What this task involves —
Each entry that follows is to be retyped exactly. Pictures do not belong in the copy.

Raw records
** begin **
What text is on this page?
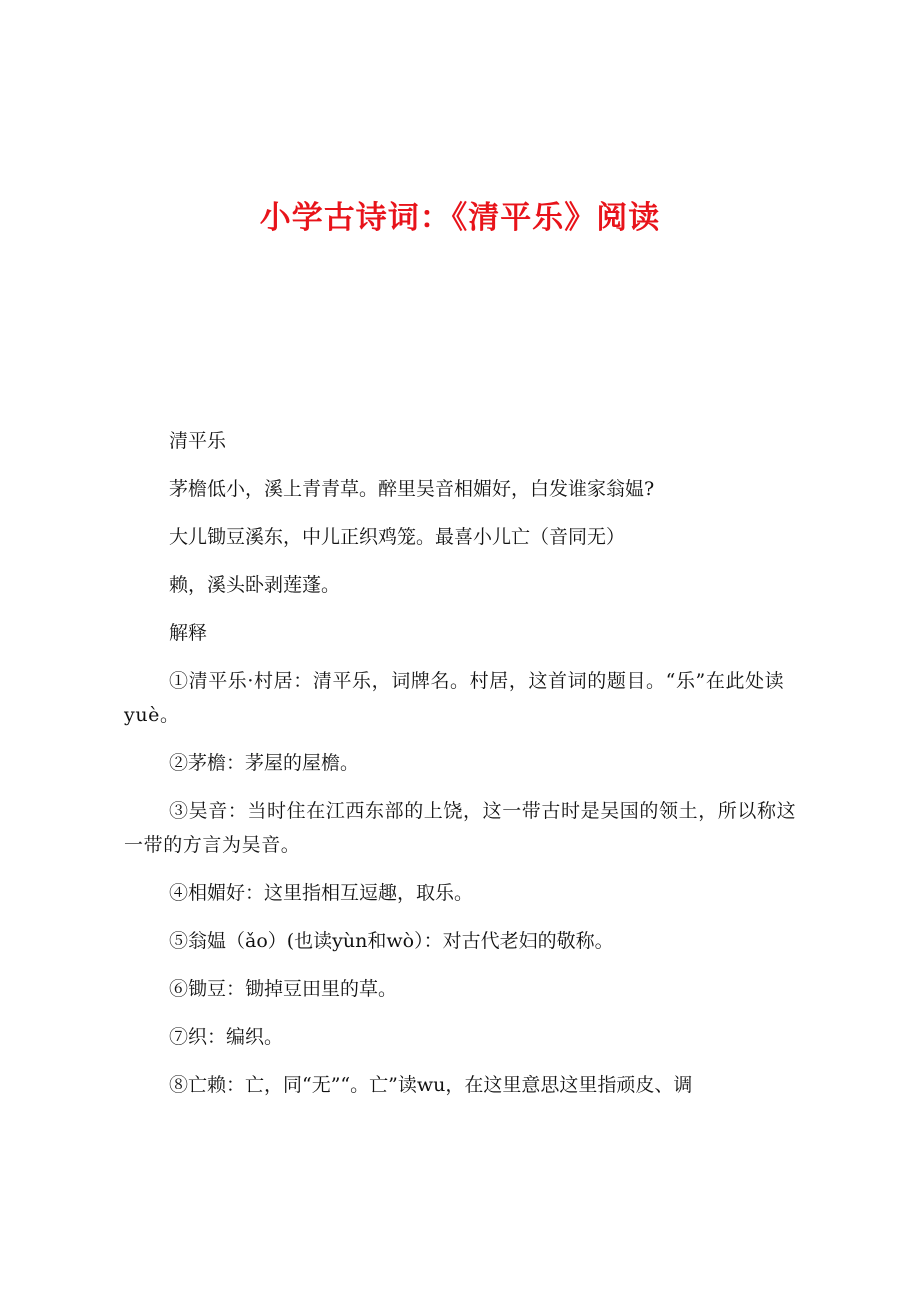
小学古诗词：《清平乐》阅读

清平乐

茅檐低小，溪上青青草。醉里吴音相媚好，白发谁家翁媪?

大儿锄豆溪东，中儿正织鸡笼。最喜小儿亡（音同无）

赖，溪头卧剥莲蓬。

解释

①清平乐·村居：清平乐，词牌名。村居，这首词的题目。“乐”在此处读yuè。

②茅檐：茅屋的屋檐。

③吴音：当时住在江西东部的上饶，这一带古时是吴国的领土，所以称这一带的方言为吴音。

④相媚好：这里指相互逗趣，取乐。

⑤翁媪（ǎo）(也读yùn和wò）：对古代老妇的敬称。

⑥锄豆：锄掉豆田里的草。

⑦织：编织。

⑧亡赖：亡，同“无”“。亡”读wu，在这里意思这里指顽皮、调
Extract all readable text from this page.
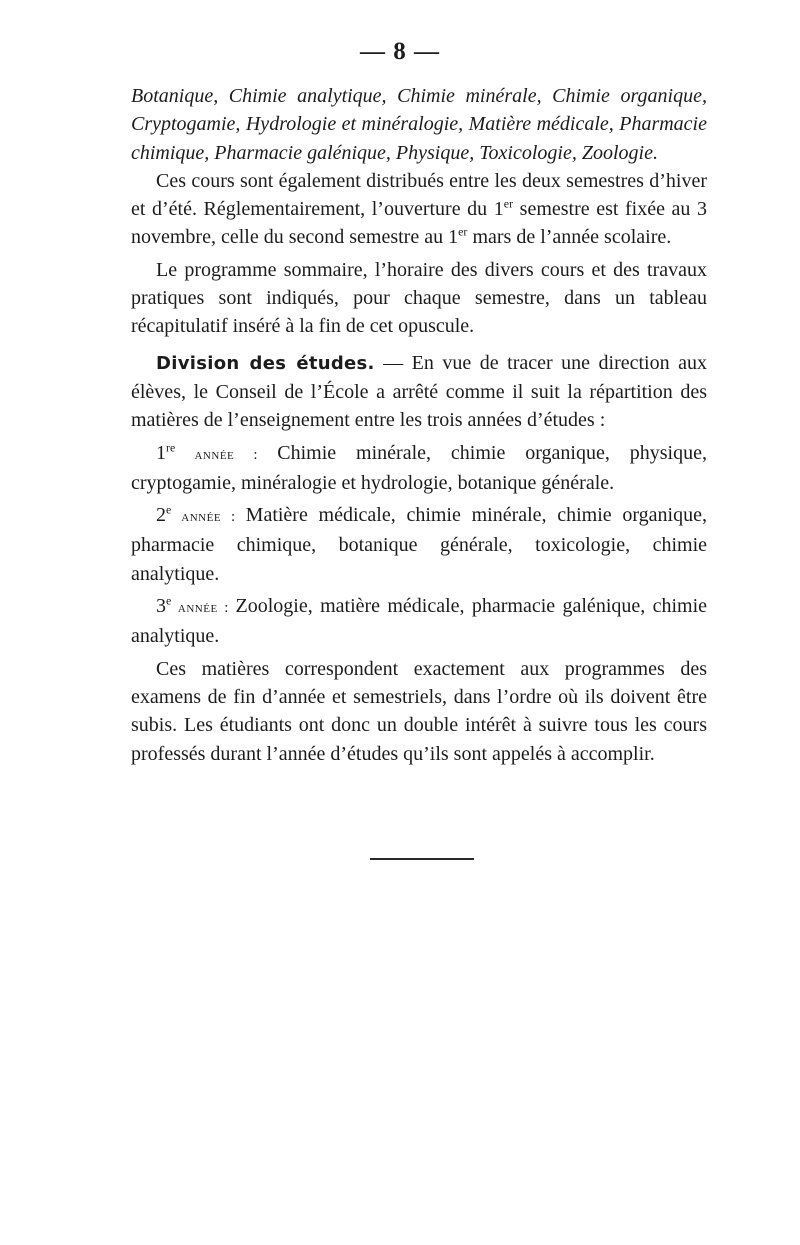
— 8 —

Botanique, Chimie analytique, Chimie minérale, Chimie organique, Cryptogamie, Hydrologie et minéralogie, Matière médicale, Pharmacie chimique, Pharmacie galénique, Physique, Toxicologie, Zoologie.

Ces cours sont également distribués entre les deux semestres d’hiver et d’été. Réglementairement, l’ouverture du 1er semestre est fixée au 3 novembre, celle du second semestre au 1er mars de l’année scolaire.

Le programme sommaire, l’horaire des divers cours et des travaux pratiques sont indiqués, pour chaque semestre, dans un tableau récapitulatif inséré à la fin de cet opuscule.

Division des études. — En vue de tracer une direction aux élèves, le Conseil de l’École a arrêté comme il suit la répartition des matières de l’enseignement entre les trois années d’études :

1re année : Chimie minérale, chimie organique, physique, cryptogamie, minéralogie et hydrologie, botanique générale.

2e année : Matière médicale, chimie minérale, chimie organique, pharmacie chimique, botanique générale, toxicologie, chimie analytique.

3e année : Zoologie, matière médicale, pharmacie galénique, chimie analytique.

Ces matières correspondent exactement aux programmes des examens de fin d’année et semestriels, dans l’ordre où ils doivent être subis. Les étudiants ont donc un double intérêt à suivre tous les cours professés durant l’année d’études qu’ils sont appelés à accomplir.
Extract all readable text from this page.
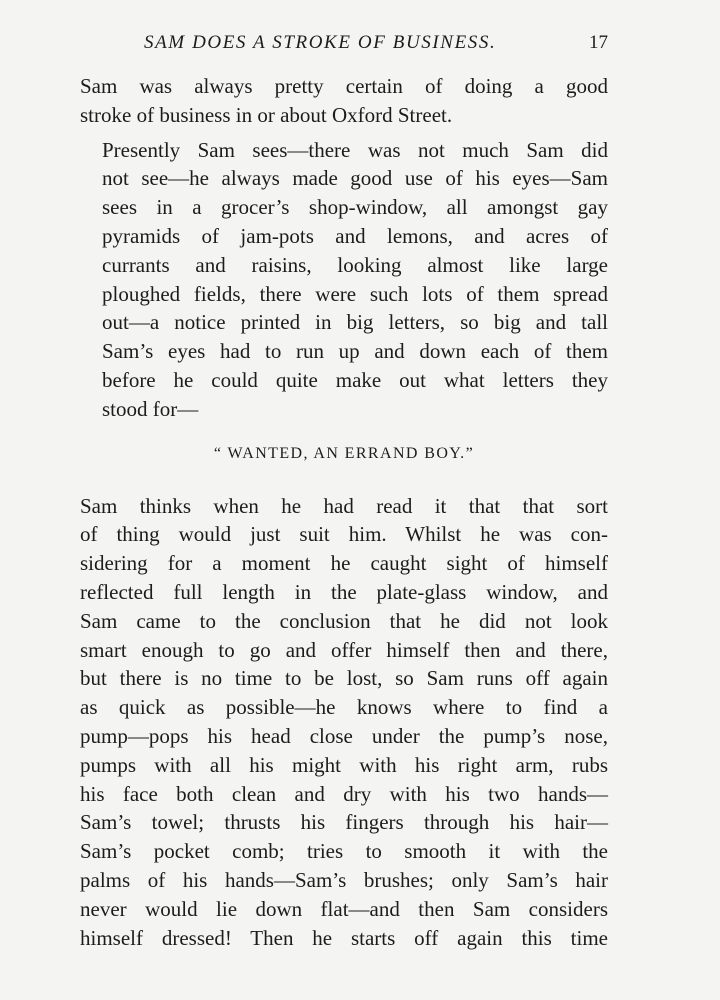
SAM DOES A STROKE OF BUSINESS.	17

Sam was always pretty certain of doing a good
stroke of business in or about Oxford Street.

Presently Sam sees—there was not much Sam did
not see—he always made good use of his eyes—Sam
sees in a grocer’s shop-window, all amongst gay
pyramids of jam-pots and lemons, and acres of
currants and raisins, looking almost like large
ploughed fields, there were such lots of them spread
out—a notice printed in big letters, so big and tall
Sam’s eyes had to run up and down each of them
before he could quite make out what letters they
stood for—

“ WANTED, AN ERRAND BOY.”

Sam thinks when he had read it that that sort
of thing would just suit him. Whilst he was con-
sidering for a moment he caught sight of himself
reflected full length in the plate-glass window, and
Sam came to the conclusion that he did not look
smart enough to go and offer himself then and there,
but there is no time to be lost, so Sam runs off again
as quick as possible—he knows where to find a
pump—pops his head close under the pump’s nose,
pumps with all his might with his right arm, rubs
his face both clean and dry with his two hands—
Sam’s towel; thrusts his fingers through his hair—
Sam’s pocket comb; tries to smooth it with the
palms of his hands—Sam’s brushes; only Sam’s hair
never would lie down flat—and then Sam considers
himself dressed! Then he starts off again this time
** end **
Exercise result —
What text is on this page?
小学古诗词：《清平乐》阅读

清平乐

茅檐低小，溪上青青草。醉里吴音相媚好，白发谁家翁媪?

大儿锄豆溪东，中儿正织鸡笼。最喜小儿亡（音同无）

赖，溪头卧剥莲蓬。

解释

①清平乐·村居：清平乐，词牌名。村居，这首词的题目。“乐”在此处读yuè。

②茅檐：茅屋的屋檐。

③吴音：当时住在江西东部的上饶，这一带古时是吴国的领土，所以称这一带的方言为吴音。

④相媚好：这里指相互逗趣，取乐。

⑤翁媪（ǎo）(也读yùn和wò）：对古代老妇的敬称。

⑥锄豆：锄掉豆田里的草。

⑦织：编织。

⑧亡赖：亡，同“无”“。亡”读wu，在这里意思这里指顽皮、调
Extract all readable text from this page.
— 8 —

Botanique, Chimie analytique, Chimie minérale, Chimie organique, Cryptogamie, Hydrologie et minéralogie, Matière médicale, Pharmacie chimique, Pharmacie galénique, Physique, Toxicologie, Zoologie.

Ces cours sont également distribués entre les deux semestres d’hiver et d’été. Réglementairement, l’ouverture du 1er semestre est fixée au 3 novembre, celle du second semestre au 1er mars de l’année scolaire.

Le programme sommaire, l’horaire des divers cours et des travaux pratiques sont indiqués, pour chaque semestre, dans un tableau récapitulatif inséré à la fin de cet opuscule.

Division des études. — En vue de tracer une direction aux élèves, le Conseil de l’École a arrêté comme il suit la répartition des matières de l’enseignement entre les trois années d’études :

1re année : Chimie minérale, chimie organique, physique, cryptogamie, minéralogie et hydrologie, botanique générale.

2e année : Matière médicale, chimie minérale, chimie organique, pharmacie chimique, botanique générale, toxicologie, chimie analytique.

3e année : Zoologie, matière médicale, pharmacie galénique, chimie analytique.

Ces matières correspondent exactement aux programmes des examens de fin d’année et semestriels, dans l’ordre où ils doivent être subis. Les étudiants ont donc un double intérêt à suivre tous les cours professés durant l’année d’études qu’ils sont appelés à accomplir.
Extract all readable text from this page.
SAM DOES A STROKE OF BUSINESS.	17

Sam was always pretty certain of doing a good
stroke of business in or about Oxford Street.

Presently Sam sees—there was not much Sam did
not see—he always made good use of his eyes—Sam
sees in a grocer’s shop-window, all amongst gay
pyramids of jam-pots and lemons, and acres of
currants and raisins, looking almost like large
ploughed fields, there were such lots of them spread
out—a notice printed in big letters, so big and tall
Sam’s eyes had to run up and down each of them
before he could quite make out what letters they
stood for—

“ WANTED, AN ERRAND BOY.”

Sam thinks when he had read it that that sort
of thing would just suit him. Whilst he was con-
sidering for a moment he caught sight of himself
reflected full length in the plate-glass window, and
Sam came to the conclusion that he did not look
smart enough to go and offer himself then and there,
but there is no time to be lost, so Sam runs off again
as quick as possible—he knows where to find a
pump—pops his head close under the pump’s nose,
pumps with all his might with his right arm, rubs
his face both clean and dry with his two hands—
Sam’s towel; thrusts his fingers through his hair—
Sam’s pocket comb; tries to smooth it with the
palms of his hands—Sam’s brushes; only Sam’s hair
never would lie down flat—and then Sam considers
himself dressed! Then he starts off again this time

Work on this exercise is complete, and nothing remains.